WHAT YOU NEED TO DO
Copy the lines below word for word, from the first one through the line containing "518, 281, 534]", including that line.

DATA
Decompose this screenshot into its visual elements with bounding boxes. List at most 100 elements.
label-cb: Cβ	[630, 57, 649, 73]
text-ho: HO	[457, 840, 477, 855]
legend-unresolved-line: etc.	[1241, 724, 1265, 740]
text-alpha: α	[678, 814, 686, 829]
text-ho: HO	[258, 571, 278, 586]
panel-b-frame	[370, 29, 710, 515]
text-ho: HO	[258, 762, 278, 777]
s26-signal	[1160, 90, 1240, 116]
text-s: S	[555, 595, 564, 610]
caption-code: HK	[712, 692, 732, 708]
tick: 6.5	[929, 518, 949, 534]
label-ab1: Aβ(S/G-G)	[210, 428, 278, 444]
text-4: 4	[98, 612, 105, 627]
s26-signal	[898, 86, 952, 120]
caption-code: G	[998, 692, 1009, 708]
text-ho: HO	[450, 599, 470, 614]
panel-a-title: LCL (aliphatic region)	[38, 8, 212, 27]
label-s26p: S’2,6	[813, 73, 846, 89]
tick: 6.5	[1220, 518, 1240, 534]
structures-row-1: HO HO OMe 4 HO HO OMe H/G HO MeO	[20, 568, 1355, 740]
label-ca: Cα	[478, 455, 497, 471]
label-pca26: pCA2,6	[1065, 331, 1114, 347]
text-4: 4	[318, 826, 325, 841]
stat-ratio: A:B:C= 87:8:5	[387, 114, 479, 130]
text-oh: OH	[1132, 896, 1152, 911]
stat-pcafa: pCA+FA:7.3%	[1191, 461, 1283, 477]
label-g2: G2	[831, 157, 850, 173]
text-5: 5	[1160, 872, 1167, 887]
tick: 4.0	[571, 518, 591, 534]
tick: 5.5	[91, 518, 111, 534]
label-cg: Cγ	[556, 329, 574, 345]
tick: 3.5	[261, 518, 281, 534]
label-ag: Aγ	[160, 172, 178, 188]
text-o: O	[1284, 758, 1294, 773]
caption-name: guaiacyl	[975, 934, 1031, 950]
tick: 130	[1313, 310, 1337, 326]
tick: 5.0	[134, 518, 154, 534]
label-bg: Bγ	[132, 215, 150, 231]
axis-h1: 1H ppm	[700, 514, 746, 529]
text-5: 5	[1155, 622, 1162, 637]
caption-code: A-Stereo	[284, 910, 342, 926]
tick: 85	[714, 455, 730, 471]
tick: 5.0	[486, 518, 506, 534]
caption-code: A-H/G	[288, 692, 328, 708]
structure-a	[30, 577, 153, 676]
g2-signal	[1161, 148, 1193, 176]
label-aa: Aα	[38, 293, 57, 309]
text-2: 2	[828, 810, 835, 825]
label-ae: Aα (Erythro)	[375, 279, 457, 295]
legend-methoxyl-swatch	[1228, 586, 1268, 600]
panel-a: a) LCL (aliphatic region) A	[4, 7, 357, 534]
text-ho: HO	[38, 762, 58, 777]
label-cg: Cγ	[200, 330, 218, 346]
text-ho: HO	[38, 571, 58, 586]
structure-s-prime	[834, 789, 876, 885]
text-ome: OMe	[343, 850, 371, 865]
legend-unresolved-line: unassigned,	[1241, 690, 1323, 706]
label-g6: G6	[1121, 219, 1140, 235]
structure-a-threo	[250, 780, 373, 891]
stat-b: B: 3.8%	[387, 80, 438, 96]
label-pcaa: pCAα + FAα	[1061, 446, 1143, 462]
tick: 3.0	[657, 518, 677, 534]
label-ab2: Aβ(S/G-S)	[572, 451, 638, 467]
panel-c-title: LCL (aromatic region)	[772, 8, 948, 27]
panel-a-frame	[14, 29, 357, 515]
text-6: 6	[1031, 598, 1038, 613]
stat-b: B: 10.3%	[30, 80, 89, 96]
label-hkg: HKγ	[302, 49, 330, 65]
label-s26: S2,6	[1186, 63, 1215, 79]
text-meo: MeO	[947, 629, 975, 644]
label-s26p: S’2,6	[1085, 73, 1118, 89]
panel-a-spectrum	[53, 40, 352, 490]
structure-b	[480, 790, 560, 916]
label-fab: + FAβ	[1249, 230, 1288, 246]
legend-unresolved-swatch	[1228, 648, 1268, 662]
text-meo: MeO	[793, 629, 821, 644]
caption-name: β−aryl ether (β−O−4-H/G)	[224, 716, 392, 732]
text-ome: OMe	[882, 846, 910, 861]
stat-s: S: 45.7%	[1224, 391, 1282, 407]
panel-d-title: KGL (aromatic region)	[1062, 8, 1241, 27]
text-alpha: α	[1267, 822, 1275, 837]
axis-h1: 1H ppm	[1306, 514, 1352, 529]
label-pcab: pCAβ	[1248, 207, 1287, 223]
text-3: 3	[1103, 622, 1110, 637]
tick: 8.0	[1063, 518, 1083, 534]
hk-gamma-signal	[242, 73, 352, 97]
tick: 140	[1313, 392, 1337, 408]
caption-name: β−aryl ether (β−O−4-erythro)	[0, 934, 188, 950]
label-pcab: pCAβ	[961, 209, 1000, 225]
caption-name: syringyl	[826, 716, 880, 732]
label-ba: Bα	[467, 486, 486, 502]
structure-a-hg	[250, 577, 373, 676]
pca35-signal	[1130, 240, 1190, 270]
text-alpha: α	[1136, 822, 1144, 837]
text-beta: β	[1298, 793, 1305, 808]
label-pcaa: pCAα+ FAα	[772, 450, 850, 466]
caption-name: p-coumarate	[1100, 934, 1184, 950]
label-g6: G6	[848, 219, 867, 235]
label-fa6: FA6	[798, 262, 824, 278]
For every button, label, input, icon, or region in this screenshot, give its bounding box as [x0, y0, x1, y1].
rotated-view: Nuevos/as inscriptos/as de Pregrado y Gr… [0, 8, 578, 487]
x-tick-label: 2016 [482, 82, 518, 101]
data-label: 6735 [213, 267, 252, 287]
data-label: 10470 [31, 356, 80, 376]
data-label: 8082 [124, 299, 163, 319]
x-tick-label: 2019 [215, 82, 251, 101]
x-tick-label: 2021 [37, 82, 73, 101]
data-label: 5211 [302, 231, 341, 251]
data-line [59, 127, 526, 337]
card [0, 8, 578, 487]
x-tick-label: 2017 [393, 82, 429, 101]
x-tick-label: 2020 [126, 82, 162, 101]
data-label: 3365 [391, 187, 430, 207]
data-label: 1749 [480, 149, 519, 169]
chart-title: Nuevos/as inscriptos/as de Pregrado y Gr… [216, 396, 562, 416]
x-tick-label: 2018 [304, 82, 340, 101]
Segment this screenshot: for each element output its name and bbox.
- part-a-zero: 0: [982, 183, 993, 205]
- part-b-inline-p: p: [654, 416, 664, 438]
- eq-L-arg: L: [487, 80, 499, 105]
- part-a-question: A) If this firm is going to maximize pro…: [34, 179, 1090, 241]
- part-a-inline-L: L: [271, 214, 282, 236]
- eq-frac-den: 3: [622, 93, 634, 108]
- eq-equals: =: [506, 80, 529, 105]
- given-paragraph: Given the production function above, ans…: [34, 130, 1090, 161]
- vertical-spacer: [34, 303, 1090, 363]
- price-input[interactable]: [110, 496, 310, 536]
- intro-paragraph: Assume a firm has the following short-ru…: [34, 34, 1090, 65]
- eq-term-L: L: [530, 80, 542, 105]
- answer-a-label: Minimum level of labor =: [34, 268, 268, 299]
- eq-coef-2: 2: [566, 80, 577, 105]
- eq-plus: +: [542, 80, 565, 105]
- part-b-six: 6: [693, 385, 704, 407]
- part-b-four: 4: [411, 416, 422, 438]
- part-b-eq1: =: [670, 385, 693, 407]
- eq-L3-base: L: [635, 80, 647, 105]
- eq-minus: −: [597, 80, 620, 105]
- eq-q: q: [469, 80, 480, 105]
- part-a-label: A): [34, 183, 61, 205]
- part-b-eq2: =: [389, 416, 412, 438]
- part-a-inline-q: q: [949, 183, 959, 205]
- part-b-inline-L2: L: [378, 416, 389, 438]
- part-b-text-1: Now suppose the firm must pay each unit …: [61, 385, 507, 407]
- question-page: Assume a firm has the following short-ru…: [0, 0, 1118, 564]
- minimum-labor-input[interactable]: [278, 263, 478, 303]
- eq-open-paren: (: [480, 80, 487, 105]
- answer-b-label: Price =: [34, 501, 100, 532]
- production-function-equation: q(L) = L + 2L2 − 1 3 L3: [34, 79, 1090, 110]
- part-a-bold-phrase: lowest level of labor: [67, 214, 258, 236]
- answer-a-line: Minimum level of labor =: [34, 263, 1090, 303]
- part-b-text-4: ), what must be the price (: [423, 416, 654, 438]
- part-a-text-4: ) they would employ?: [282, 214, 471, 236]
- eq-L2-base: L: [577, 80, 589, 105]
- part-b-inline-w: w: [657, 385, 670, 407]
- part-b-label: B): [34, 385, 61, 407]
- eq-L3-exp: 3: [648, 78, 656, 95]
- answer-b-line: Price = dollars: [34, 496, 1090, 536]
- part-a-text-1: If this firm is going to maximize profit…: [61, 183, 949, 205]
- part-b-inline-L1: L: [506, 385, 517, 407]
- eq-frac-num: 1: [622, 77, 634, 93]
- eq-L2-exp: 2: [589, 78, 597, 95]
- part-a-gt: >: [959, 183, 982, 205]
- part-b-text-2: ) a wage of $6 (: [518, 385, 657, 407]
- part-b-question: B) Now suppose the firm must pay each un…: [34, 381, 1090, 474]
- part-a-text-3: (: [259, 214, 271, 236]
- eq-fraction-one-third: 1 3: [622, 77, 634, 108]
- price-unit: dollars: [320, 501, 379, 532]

THE COMPLETED TASK
Decompose this screenshot into its visual elements with bounding boxes. List at most 100 elements.
label-cb: Cβ	[630, 57, 649, 73]
text-ho: HO	[457, 840, 477, 855]
legend-unresolved-line: etc.	[1241, 724, 1265, 740]
text-alpha: α	[678, 814, 686, 829]
text-ho: HO	[258, 571, 278, 586]
panel-b-frame	[370, 29, 710, 515]
text-ho: HO	[258, 762, 278, 777]
s26-signal	[1160, 90, 1240, 116]
text-s: S	[555, 595, 564, 610]
caption-code: HK	[712, 692, 732, 708]
tick: 6.5	[929, 518, 949, 534]
label-ab1: Aβ(S/G-G)	[210, 428, 278, 444]
text-4: 4	[98, 612, 105, 627]
s26-signal	[898, 86, 952, 120]
caption-code: G	[998, 692, 1009, 708]
text-ho: HO	[450, 599, 470, 614]
panel-a-title: LCL (aliphatic region)	[38, 8, 212, 27]
label-s26p: S’2,6	[813, 73, 846, 89]
tick: 6.5	[1220, 518, 1240, 534]
structures-row-1: HO HO OMe 4 HO HO OMe H/G HO MeO	[20, 568, 1355, 740]
label-ca: Cα	[478, 455, 497, 471]
label-pca26: pCA2,6	[1065, 331, 1114, 347]
text-4: 4	[318, 826, 325, 841]
stat-ratio: A:B:C= 87:8:5	[387, 114, 479, 130]
text-oh: OH	[1132, 896, 1152, 911]
stat-pcafa: pCA+FA:7.3%	[1191, 461, 1283, 477]
label-g2: G2	[831, 157, 850, 173]
text-5: 5	[1160, 872, 1167, 887]
tick: 4.0	[571, 518, 591, 534]
tick: 5.5	[91, 518, 111, 534]
label-cg: Cγ	[556, 329, 574, 345]
tick: 3.5	[261, 518, 281, 534]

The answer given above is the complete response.